start

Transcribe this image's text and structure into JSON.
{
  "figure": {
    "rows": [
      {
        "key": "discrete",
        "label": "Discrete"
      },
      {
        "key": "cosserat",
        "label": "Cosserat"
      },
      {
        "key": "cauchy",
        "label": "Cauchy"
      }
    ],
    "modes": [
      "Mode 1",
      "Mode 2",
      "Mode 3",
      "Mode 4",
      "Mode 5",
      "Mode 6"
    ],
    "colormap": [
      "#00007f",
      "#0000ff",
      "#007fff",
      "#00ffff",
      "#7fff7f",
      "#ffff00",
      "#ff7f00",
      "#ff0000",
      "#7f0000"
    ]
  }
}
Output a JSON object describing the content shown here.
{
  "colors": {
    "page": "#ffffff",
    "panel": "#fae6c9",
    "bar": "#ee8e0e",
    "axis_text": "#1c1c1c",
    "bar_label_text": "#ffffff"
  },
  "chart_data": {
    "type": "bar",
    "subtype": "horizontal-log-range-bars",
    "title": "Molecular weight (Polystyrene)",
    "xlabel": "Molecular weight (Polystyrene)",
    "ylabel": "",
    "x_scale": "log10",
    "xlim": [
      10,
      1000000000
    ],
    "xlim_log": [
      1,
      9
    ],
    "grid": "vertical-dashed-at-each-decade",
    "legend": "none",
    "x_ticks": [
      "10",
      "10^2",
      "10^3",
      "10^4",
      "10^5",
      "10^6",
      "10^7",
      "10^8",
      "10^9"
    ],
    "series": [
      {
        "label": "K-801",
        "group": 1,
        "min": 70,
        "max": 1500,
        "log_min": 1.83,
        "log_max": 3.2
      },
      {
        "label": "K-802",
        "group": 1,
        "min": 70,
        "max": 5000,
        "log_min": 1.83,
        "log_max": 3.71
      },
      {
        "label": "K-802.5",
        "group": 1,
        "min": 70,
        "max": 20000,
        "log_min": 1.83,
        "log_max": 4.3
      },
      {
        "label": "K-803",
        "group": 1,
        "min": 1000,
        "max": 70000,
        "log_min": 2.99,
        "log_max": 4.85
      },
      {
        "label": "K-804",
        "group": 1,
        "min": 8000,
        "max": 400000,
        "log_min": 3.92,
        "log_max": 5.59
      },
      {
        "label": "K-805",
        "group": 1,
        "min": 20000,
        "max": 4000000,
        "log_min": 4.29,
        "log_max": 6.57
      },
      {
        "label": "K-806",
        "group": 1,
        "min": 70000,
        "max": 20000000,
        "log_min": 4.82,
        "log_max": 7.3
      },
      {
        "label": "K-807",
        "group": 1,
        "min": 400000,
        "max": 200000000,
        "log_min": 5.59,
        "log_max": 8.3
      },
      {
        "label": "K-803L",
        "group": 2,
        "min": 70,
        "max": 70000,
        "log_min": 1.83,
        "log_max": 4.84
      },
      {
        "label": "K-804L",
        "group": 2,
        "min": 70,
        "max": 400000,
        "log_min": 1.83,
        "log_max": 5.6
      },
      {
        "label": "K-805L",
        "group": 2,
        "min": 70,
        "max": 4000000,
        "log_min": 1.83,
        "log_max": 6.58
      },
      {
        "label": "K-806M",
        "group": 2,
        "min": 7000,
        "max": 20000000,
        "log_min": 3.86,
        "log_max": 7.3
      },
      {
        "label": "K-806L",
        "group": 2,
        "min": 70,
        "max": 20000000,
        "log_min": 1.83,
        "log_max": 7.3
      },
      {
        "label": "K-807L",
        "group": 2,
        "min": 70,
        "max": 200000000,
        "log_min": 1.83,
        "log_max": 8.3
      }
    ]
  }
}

end

Identify the lines in the entries above that contain "Molecular", then copy them out.

> _Exercise response_
    "title": "Molecular weight (Polystyrene)",
    "xlabel": "Molecular weight (Polystyrene)",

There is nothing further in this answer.